> _What this task involves_: Return all lines below containing the word "Sandstone".

— Start Dataset rows —

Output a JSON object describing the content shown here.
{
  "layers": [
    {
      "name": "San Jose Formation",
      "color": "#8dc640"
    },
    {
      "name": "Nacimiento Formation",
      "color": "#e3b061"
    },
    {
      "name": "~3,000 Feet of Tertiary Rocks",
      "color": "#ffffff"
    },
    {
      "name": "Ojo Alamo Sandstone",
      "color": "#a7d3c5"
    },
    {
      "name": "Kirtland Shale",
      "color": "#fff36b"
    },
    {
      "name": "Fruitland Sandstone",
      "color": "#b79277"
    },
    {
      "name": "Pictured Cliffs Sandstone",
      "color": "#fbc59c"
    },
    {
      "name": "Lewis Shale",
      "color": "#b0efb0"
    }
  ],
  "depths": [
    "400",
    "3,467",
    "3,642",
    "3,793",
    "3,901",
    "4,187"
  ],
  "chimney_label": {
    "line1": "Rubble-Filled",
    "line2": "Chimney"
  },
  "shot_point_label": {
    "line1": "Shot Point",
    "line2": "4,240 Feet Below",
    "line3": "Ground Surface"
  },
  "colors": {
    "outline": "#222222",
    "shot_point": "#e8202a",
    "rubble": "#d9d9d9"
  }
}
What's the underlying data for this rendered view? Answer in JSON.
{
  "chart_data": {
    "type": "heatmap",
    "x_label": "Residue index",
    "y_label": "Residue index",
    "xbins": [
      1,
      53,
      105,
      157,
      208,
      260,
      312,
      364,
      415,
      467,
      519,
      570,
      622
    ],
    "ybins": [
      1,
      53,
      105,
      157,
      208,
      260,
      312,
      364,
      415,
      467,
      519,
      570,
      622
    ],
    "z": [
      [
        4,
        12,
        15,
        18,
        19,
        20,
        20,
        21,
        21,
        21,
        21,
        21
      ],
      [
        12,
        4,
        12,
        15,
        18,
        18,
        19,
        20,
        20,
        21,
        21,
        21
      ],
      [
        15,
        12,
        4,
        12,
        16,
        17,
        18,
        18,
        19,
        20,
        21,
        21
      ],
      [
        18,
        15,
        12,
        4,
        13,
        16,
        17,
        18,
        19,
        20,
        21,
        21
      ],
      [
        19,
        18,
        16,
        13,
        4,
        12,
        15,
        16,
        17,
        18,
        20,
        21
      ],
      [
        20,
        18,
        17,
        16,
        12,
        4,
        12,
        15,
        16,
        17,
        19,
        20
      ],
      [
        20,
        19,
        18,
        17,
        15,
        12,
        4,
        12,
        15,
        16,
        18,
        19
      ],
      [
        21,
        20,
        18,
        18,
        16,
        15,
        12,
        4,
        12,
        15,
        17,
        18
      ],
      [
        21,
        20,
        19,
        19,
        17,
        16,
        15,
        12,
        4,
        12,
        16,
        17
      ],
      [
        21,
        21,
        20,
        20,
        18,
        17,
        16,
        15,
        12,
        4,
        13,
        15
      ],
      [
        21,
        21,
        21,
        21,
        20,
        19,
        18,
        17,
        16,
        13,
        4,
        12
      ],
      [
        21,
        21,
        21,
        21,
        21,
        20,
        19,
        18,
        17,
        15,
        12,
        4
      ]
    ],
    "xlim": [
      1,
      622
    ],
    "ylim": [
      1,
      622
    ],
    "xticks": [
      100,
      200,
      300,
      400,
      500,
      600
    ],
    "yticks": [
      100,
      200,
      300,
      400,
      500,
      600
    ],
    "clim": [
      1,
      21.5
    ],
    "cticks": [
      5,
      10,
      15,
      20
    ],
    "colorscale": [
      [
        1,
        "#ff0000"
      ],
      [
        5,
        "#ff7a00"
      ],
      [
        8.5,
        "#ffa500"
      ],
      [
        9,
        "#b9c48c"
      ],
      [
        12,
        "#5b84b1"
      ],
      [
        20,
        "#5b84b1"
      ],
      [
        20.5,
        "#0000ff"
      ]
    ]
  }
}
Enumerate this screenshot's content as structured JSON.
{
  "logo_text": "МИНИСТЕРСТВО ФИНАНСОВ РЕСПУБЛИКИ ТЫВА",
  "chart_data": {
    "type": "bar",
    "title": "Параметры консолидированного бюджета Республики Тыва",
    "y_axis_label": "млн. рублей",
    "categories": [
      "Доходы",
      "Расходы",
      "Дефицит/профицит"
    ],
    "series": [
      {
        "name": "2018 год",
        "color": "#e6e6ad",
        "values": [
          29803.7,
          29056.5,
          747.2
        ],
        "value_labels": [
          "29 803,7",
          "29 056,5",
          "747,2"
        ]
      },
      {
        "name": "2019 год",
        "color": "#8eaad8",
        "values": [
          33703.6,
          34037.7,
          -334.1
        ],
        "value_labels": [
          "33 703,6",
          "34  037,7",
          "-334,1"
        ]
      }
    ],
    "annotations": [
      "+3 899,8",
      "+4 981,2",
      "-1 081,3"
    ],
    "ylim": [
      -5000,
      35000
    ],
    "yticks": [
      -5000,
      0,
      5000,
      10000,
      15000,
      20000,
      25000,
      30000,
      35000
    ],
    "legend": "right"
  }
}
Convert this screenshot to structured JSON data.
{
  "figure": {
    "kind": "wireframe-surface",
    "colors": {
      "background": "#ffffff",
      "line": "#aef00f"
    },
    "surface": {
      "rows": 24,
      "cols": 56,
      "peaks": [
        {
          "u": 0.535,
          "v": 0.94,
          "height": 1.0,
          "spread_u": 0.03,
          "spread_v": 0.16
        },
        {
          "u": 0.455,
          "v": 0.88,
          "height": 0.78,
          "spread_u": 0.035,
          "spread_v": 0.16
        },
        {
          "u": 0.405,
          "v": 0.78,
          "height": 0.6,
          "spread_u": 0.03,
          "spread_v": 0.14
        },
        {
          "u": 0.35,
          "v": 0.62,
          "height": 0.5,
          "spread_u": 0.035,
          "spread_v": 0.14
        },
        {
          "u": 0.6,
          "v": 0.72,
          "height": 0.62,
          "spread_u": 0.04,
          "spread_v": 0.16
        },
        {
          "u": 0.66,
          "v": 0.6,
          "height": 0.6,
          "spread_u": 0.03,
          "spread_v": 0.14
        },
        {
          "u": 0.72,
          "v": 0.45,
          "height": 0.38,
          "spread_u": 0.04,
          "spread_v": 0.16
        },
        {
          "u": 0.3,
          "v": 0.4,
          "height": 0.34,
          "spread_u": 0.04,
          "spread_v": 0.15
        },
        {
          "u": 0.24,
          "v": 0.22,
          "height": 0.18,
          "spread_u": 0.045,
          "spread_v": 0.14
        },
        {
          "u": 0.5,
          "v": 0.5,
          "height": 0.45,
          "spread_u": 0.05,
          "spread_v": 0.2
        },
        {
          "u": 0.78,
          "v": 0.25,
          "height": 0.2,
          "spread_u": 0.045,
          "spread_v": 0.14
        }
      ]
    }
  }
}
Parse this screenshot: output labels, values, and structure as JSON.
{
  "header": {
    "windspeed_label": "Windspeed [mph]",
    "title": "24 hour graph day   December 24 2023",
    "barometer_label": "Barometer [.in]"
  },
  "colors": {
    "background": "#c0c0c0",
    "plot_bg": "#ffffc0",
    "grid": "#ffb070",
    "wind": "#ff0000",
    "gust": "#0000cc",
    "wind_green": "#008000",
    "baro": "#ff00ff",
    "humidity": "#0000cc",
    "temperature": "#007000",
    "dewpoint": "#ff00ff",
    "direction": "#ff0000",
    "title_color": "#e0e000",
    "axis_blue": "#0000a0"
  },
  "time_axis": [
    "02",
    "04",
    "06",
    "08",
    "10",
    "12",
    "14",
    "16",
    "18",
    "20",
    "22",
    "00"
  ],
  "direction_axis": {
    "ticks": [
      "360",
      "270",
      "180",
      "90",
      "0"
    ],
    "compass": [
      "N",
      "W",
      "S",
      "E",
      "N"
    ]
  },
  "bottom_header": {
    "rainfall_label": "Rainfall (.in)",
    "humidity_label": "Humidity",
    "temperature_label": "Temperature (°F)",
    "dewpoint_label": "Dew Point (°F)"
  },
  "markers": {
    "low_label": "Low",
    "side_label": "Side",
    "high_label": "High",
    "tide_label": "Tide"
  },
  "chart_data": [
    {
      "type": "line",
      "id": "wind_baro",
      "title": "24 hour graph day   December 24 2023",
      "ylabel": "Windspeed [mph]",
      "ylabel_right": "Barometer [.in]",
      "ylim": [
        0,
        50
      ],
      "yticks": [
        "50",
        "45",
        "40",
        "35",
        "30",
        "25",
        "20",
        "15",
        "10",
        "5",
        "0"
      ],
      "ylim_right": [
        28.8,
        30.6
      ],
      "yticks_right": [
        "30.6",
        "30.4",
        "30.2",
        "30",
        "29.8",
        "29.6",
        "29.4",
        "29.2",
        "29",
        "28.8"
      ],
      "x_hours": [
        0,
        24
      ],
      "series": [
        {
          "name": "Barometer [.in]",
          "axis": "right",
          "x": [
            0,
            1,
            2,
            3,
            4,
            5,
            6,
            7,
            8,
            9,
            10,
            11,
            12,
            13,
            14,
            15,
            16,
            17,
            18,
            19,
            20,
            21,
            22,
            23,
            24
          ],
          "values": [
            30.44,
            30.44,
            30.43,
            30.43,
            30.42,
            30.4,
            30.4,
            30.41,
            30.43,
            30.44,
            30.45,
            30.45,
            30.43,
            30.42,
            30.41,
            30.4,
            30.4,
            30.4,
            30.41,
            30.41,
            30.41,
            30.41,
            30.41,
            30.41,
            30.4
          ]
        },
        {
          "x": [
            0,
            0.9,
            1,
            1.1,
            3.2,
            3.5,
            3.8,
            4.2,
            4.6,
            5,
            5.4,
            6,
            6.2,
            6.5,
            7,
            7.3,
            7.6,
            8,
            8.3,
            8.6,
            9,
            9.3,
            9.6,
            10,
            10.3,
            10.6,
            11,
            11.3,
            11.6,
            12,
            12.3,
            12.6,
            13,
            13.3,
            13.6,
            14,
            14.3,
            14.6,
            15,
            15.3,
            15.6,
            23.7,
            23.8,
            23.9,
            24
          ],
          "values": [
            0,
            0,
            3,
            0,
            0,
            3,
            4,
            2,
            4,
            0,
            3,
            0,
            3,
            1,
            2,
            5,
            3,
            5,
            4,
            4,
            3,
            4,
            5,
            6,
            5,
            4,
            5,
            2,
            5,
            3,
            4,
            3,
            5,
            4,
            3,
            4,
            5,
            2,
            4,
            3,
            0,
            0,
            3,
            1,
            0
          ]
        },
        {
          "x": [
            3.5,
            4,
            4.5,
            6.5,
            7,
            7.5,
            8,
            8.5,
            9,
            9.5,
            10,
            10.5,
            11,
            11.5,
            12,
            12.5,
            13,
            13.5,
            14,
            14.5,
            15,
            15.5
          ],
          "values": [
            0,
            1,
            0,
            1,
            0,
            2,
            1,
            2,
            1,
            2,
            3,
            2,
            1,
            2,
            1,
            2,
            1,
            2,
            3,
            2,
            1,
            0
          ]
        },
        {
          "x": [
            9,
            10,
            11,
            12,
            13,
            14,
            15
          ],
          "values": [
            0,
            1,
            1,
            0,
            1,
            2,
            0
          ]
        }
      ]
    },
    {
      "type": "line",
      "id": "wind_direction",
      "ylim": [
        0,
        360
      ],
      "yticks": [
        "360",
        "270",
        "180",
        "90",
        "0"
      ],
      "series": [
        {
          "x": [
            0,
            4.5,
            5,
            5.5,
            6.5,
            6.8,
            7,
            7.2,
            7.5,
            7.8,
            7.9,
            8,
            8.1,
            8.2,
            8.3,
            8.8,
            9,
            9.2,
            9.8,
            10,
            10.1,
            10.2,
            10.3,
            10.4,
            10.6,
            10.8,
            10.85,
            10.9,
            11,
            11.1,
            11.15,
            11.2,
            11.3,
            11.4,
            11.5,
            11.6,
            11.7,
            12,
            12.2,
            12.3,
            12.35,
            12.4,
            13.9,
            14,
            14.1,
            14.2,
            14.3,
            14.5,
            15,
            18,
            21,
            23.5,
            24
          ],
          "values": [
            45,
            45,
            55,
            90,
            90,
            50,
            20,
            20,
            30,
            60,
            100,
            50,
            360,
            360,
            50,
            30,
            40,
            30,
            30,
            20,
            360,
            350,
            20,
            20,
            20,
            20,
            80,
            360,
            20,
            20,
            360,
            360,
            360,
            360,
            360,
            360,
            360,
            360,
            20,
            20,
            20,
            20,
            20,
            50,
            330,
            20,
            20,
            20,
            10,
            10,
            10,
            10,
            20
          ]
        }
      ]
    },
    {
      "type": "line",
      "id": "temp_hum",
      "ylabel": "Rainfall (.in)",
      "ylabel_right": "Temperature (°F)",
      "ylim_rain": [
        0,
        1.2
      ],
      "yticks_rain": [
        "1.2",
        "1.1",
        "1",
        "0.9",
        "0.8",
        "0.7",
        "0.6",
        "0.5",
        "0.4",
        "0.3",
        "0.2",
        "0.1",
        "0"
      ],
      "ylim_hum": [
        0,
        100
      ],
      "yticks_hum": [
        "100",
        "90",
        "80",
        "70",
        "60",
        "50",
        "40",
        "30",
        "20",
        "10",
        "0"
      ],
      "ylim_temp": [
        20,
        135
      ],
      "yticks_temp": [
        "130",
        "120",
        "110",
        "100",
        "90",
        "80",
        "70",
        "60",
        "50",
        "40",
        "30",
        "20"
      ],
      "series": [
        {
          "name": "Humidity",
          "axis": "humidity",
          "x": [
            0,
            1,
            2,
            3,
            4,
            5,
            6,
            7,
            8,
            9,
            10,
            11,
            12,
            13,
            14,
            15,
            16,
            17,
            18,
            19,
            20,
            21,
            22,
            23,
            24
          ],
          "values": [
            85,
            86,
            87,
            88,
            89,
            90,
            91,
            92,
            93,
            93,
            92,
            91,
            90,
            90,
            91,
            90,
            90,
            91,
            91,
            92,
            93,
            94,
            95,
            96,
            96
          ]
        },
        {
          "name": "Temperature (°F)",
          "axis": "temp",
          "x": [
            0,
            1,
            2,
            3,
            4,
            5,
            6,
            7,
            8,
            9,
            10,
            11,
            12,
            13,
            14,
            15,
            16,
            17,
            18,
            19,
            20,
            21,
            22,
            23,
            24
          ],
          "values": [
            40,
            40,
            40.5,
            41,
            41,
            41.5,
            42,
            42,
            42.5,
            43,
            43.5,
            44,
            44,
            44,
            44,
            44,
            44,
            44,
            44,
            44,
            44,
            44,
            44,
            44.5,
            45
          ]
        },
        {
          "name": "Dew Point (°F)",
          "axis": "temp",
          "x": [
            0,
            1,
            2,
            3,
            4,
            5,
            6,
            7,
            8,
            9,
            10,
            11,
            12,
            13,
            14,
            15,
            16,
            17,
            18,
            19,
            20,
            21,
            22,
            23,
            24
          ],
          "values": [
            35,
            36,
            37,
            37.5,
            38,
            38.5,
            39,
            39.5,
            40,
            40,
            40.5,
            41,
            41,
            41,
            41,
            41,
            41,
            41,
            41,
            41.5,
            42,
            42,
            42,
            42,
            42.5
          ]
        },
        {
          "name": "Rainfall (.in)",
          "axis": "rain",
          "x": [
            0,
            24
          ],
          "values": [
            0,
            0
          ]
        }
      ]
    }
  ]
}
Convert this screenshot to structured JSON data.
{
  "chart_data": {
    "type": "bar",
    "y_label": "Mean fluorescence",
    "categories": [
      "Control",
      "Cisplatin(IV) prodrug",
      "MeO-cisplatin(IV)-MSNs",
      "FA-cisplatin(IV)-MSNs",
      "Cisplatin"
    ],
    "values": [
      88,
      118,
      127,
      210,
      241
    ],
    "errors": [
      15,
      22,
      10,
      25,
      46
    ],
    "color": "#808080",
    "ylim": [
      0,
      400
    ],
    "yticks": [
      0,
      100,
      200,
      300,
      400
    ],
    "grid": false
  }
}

— End Dataset rows —

> _Correct result_:
      "name": "Ojo Alamo Sandstone",
      "name": "Fruitland Sandstone",
      "name": "Pictured Cliffs Sandstone",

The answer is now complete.